The records below must be written out exactly, with every picture left behind.

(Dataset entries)
-.-.-
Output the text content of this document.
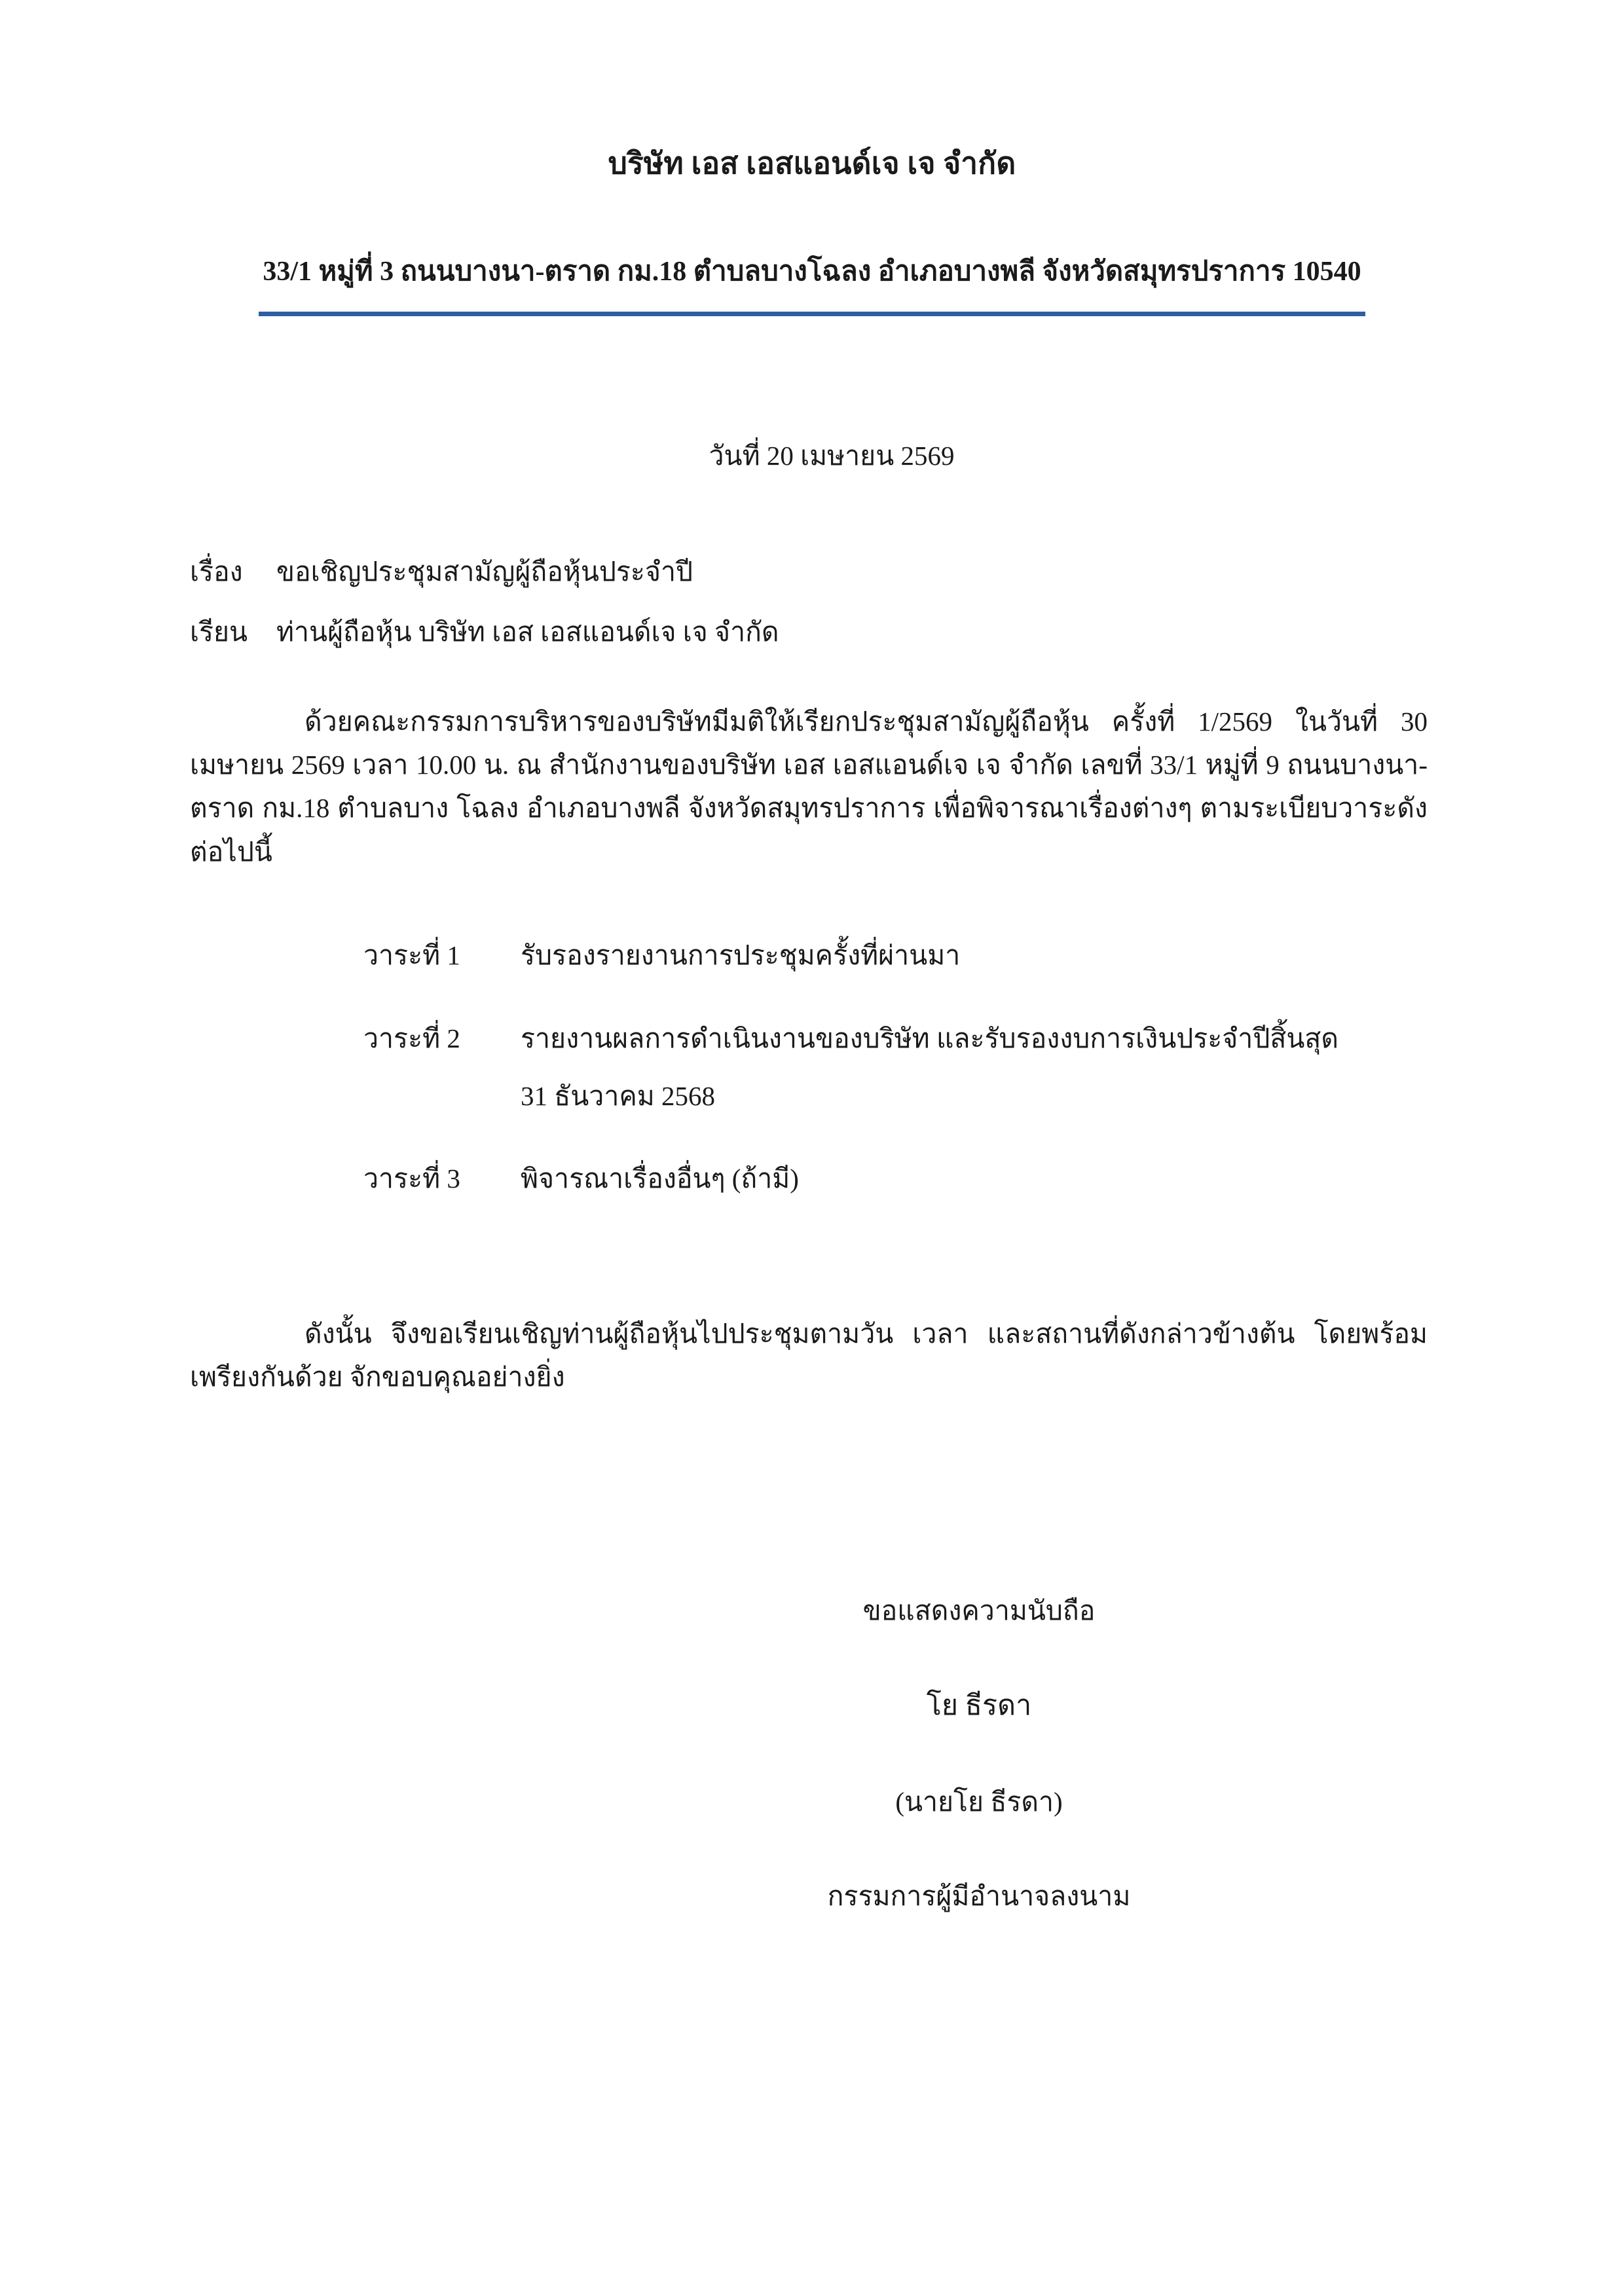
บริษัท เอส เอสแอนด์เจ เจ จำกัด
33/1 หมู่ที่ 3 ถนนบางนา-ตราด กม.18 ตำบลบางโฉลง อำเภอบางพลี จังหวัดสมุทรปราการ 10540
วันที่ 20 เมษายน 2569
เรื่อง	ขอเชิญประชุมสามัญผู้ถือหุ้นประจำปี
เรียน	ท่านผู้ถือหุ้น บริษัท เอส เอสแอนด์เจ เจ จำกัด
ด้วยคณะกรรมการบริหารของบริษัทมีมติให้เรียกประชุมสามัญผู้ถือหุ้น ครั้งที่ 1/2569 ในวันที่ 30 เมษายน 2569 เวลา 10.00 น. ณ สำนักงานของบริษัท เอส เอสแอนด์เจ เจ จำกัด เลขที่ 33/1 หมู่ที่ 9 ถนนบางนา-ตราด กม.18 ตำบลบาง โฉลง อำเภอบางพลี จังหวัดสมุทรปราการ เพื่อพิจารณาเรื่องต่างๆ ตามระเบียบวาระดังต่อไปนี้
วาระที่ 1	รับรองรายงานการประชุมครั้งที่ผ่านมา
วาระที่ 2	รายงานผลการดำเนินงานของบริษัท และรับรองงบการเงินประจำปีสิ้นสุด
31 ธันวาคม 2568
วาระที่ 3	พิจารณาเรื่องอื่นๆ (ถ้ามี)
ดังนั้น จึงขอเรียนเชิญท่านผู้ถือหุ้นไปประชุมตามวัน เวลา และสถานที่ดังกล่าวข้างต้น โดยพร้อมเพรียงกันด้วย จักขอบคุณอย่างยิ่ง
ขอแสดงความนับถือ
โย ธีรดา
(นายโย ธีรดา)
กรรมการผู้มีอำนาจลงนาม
-.-.-
# [Finished exercise]
Output the text content of this document.
บริษัท เอส เอสแอนด์เจ เจ จำกัด
33/1 หมู่ที่ 3 ถนนบางนา-ตราด กม.18 ตำบลบางโฉลง อำเภอบางพลี จังหวัดสมุทรปราการ 10540
วันที่ 20 เมษายน 2569
เรื่อง	ขอเชิญประชุมสามัญผู้ถือหุ้นประจำปี
เรียน	ท่านผู้ถือหุ้น บริษัท เอส เอสแอนด์เจ เจ จำกัด
ด้วยคณะกรรมการบริหารของบริษัทมีมติให้เรียกประชุมสามัญผู้ถือหุ้น ครั้งที่ 1/2569 ในวันที่ 30 เมษายน 2569 เวลา 10.00 น. ณ สำนักงานของบริษัท เอส เอสแอนด์เจ เจ จำกัด เลขที่ 33/1 หมู่ที่ 9 ถนนบางนา-ตราด กม.18 ตำบลบาง โฉลง อำเภอบางพลี จังหวัดสมุทรปราการ เพื่อพิจารณาเรื่องต่างๆ ตามระเบียบวาระดังต่อไปนี้
วาระที่ 1	รับรองรายงานการประชุมครั้งที่ผ่านมา
วาระที่ 2	รายงานผลการดำเนินงานของบริษัท และรับรองงบการเงินประจำปีสิ้นสุด
31 ธันวาคม 2568
วาระที่ 3	พิจารณาเรื่องอื่นๆ (ถ้ามี)
ดังนั้น จึงขอเรียนเชิญท่านผู้ถือหุ้นไปประชุมตามวัน เวลา และสถานที่ดังกล่าวข้างต้น โดยพร้อมเพรียงกันด้วย จักขอบคุณอย่างยิ่ง
ขอแสดงความนับถือ
โย ธีรดา
(นายโย ธีรดา)
กรรมการผู้มีอำนาจลงนาม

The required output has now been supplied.